● **REQUIRED TASK**: Extract each line of the data below exactly as written.

Start of DATASET EXCERPTS

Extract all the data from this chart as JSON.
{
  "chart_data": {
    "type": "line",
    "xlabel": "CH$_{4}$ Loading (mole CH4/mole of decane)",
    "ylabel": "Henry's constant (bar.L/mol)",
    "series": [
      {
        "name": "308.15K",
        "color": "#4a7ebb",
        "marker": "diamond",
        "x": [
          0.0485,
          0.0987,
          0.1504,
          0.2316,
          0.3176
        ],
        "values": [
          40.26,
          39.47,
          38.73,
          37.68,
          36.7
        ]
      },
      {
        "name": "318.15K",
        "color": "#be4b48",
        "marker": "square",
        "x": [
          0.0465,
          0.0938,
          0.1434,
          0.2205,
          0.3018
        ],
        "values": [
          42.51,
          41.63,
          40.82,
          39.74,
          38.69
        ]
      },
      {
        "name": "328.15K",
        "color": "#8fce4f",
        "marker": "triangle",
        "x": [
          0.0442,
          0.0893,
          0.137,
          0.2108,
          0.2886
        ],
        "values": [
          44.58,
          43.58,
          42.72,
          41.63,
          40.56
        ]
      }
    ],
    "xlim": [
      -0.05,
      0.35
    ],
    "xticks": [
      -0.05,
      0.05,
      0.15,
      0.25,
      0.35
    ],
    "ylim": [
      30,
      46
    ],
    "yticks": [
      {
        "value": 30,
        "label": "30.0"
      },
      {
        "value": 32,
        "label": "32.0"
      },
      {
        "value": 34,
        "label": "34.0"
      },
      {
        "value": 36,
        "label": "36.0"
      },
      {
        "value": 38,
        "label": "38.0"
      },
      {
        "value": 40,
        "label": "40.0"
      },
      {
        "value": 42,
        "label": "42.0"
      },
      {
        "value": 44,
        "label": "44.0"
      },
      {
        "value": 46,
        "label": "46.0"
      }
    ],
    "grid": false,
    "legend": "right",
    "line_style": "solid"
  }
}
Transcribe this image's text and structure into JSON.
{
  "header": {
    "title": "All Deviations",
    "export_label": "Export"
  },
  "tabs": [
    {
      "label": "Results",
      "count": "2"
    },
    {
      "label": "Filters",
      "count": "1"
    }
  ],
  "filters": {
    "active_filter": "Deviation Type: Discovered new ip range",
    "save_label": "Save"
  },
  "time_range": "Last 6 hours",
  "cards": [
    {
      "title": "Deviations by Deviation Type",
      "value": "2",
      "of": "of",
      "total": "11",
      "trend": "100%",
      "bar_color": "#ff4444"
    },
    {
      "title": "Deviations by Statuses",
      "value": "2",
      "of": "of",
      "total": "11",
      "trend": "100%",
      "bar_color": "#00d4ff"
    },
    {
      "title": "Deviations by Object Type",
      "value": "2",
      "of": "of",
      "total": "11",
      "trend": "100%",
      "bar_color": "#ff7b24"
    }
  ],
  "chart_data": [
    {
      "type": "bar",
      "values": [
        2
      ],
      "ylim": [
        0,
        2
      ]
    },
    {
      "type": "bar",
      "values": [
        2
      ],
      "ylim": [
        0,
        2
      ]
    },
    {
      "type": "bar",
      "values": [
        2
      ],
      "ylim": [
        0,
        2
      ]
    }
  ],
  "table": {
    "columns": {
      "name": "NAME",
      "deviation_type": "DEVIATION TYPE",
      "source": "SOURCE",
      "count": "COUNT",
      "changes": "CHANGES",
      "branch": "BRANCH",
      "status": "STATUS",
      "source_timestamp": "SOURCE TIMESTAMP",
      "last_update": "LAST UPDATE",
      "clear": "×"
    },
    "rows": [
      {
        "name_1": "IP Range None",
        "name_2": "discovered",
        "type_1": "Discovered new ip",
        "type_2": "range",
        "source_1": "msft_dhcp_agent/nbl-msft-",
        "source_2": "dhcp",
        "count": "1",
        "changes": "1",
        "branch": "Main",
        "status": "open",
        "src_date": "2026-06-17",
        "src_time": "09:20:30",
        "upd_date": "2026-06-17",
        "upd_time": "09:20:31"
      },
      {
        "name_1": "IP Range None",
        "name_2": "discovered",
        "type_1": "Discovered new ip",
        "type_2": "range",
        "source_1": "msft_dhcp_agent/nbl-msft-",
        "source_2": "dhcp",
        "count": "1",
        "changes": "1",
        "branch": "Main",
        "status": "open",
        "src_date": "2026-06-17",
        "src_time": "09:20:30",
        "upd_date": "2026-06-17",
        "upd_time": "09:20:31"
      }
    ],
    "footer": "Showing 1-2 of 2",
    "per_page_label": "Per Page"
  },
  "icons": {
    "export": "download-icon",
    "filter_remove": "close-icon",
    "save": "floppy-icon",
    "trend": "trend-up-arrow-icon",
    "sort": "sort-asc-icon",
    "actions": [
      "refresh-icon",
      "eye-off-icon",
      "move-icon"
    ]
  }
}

End of DATASET EXCERPTS

● **ANSWER TO THE EXERCISE**:
Extract all the data from this chart as JSON.
{
  "chart_data": {
    "type": "line",
    "xlabel": "CH$_{4}$ Loading (mole CH4/mole of decane)",
    "ylabel": "Henry's constant (bar.L/mol)",
    "series": [
      {
        "name": "308.15K",
        "color": "#4a7ebb",
        "marker": "diamond",
        "x": [
          0.0485,
          0.0987,
          0.1504,
          0.2316,
          0.3176
        ],
        "values": [
          40.26,
          39.47,
          38.73,
          37.68,
          36.7
        ]
      },
      {
        "name": "318.15K",
        "color": "#be4b48",
        "marker": "square",
        "x": [
          0.0465,
          0.0938,
          0.1434,
          0.2205,
          0.3018
        ],
        "values": [
          42.51,
          41.63,
          40.82,
          39.74,
          38.69
        ]
      },
      {
        "name": "328.15K",
        "color": "#8fce4f",
        "marker": "triangle",
        "x": [
          0.0442,
          0.0893,
          0.137,
          0.2108,
          0.2886
        ],
        "values": [
          44.58,
          43.58,
          42.72,
          41.63,
          40.56
        ]
      }
    ],
    "xlim": [
      -0.05,
      0.35
    ],
    "xticks": [
      -0.05,
      0.05,
      0.15,
      0.25,
      0.35
    ],
    "ylim": [
      30,
      46
    ],
    "yticks": [
      {
        "value": 30,
        "label": "30.0"
      },
      {
        "value": 32,
        "label": "32.0"
      },
      {
        "value": 34,
        "label": "34.0"
      },
      {
        "value": 36,
        "label": "36.0"
      },
      {
        "value": 38,
        "label": "38.0"
      },
      {
        "value": 40,
        "label": "40.0"
      },
      {
        "value": 42,
        "label": "42.0"
      },
      {
        "value": 44,
        "label": "44.0"
      },
      {
        "value": 46,
        "label": "46.0"
      }
    ],
    "grid": false,
    "legend": "right",
    "line_style": "solid"
  }
}
Transcribe this image's text and structure into JSON.
{
  "header": {
    "title": "All Deviations",
    "export_label": "Export"
  },
  "tabs": [
    {
      "label": "Results",
      "count": "2"
    },
    {
      "label": "Filters",
      "count": "1"
    }
  ],
  "filters": {
    "active_filter": "Deviation Type: Discovered new ip range",
    "save_label": "Save"
  },
  "time_range": "Last 6 hours",
  "cards": [
    {
      "title": "Deviations by Deviation Type",
      "value": "2",
      "of": "of",
      "total": "11",
      "trend": "100%",
      "bar_color": "#ff4444"
    },
    {
      "title": "Deviations by Statuses",
      "value": "2",
      "of": "of",
      "total": "11",
      "trend": "100%",
      "bar_color": "#00d4ff"
    },
    {
      "title": "Deviations by Object Type",
      "value": "2",
      "of": "of",
      "total": "11",
      "trend": "100%",
      "bar_color": "#ff7b24"
    }
  ],
  "chart_data": [
    {
      "type": "bar",
      "values": [
        2
      ],
      "ylim": [
        0,
        2
      ]
    },
    {
      "type": "bar",
      "values": [
        2
      ],
      "ylim": [
        0,
        2
      ]
    },
    {
      "type": "bar",
      "values": [
        2
      ],
      "ylim": [
        0,
        2
      ]
    }
  ],
  "table": {
    "columns": {
      "name": "NAME",
      "deviation_type": "DEVIATION TYPE",
      "source": "SOURCE",
      "count": "COUNT",
      "changes": "CHANGES",
      "branch": "BRANCH",
      "status": "STATUS",
      "source_timestamp": "SOURCE TIMESTAMP",
      "last_update": "LAST UPDATE",
      "clear": "×"
    },
    "rows": [
      {
        "name_1": "IP Range None",
        "name_2": "discovered",
        "type_1": "Discovered new ip",
        "type_2": "range",
        "source_1": "msft_dhcp_agent/nbl-msft-",
        "source_2": "dhcp",
        "count": "1",
        "changes": "1",
        "branch": "Main",
        "status": "open",
        "src_date": "2026-06-17",
        "src_time": "09:20:30",
        "upd_date": "2026-06-17",
        "upd_time": "09:20:31"
      },
      {
        "name_1": "IP Range None",
        "name_2": "discovered",
        "type_1": "Discovered new ip",
        "type_2": "range",
        "source_1": "msft_dhcp_agent/nbl-msft-",
        "source_2": "dhcp",
        "count": "1",
        "changes": "1",
        "branch": "Main",
        "status": "open",
        "src_date": "2026-06-17",
        "src_time": "09:20:30",
        "upd_date": "2026-06-17",
        "upd_time": "09:20:31"
      }
    ],
    "footer": "Showing 1-2 of 2",
    "per_page_label": "Per Page"
  },
  "icons": {
    "export": "download-icon",
    "filter_remove": "close-icon",
    "save": "floppy-icon",
    "trend": "trend-up-arrow-icon",
    "sort": "sort-asc-icon",
    "actions": [
      "refresh-icon",
      "eye-off-icon",
      "move-icon"
    ]
  }
}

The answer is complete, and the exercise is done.